Exercise description: Provide only the number of lines in the records below that include "اختصار".
--------------------------------
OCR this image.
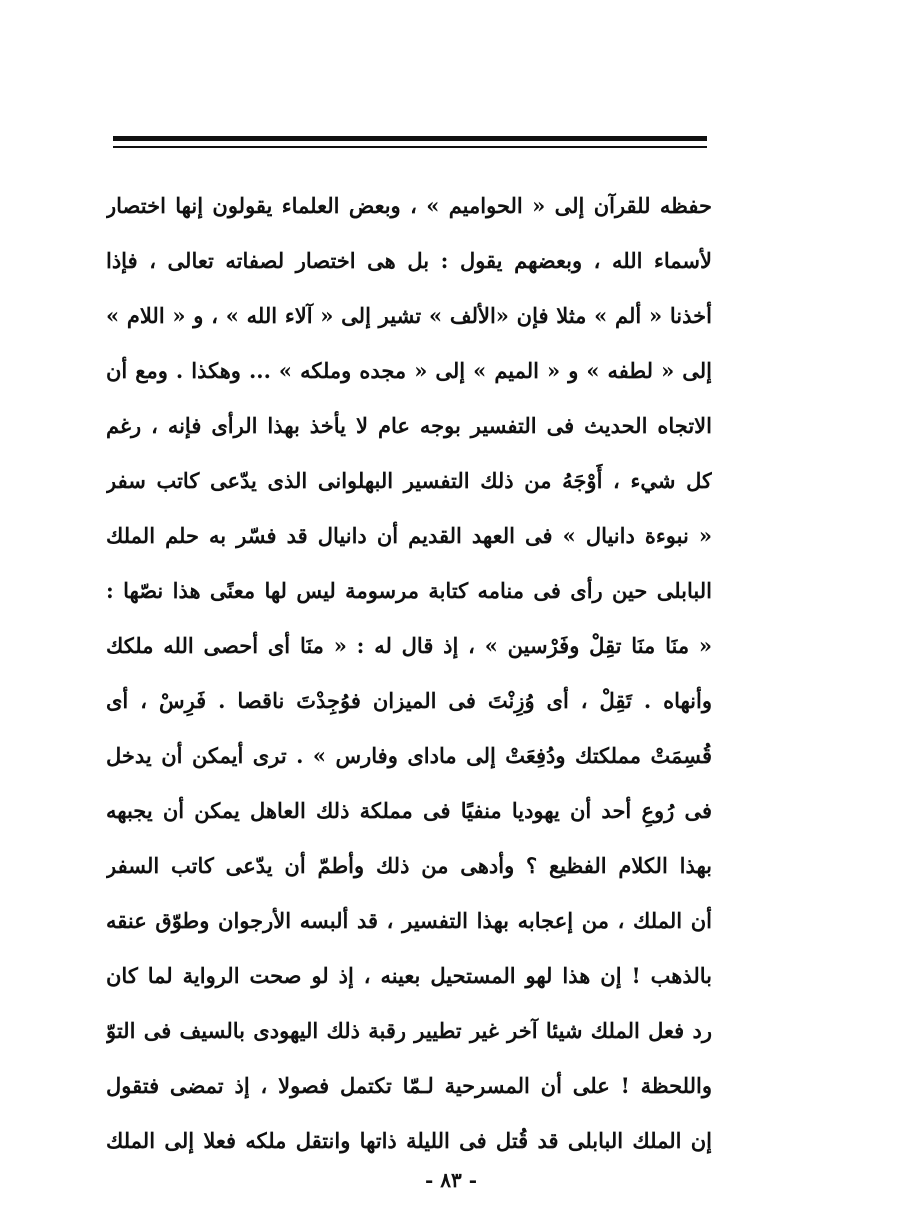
حفظه للقرآن إلى « الحواميم » ، وبعض العلماء يقولون إنها اختصار
لأسماء الله ، وبعضهم يقول : بل هى اختصار لصفاته تعالى ، فإذا
أخذنا « ألم » مثلا فإن «الألف » تشير إلى « آلاء الله » ، و « اللام »
إلى « لطفه » و « الميم » إلى « مجده وملكه » ... وهكذا . ومع أن
الاتجاه الحديث فى التفسير بوجه عام لا يأخذ بهذا الرأى فإنه ، رغم
كل شيء ، أَوْجَهُ من ذلك التفسير البهلوانى الذى يدّعى كاتب سفر
« نبوءة دانيال » فى العهد القديم أن دانيال قد فسّر به حلم الملك
البابلى حين رأى فى منامه كتابة مرسومة ليس لها معنًى هذا نصّها :
« منَا منَا تقِلْ وفَرْسين » ، إذ قال له : « منَا أى أحصى الله ملكك
وأنهاه . تَقِلْ ، أى وُزِنْتَ فى الميزان فوُجِدْتَ ناقصا . فَرِسْ ، أى
قُسِمَتْ مملكتك ودُفِعَتْ إلى مادای وفارس » . ترى أيمكن أن يدخل
فى رُوعِ أحد أن يهوديا منفيًا فى مملكة ذلك العاهل يمكن أن يجبهه
بهذا الكلام الفظيع ؟ وأدهى من ذلك وأطمّ أن يدّعى كاتب السفر
أن الملك ، من إعجابه بهذا التفسير ، قد ألبسه الأرجوان وطوّق عنقه
بالذهب ! إن هذا لهو المستحيل بعينه ، إذ لو صحت الرواية لما كان
رد فعل الملك شيئا آخر غير تطيير رقبة ذلك اليهودى بالسيف فى التوّ
واللحظة ! على أن المسرحية لـمّا تكتمل فصولا ، إذ تمضى فتقول
إن الملك البابلى قد قُتل فى الليلة ذاتها وانتقل ملكه فعلا إلى الملك
- ٨٣ -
--------------------------------
Exercise answer: 2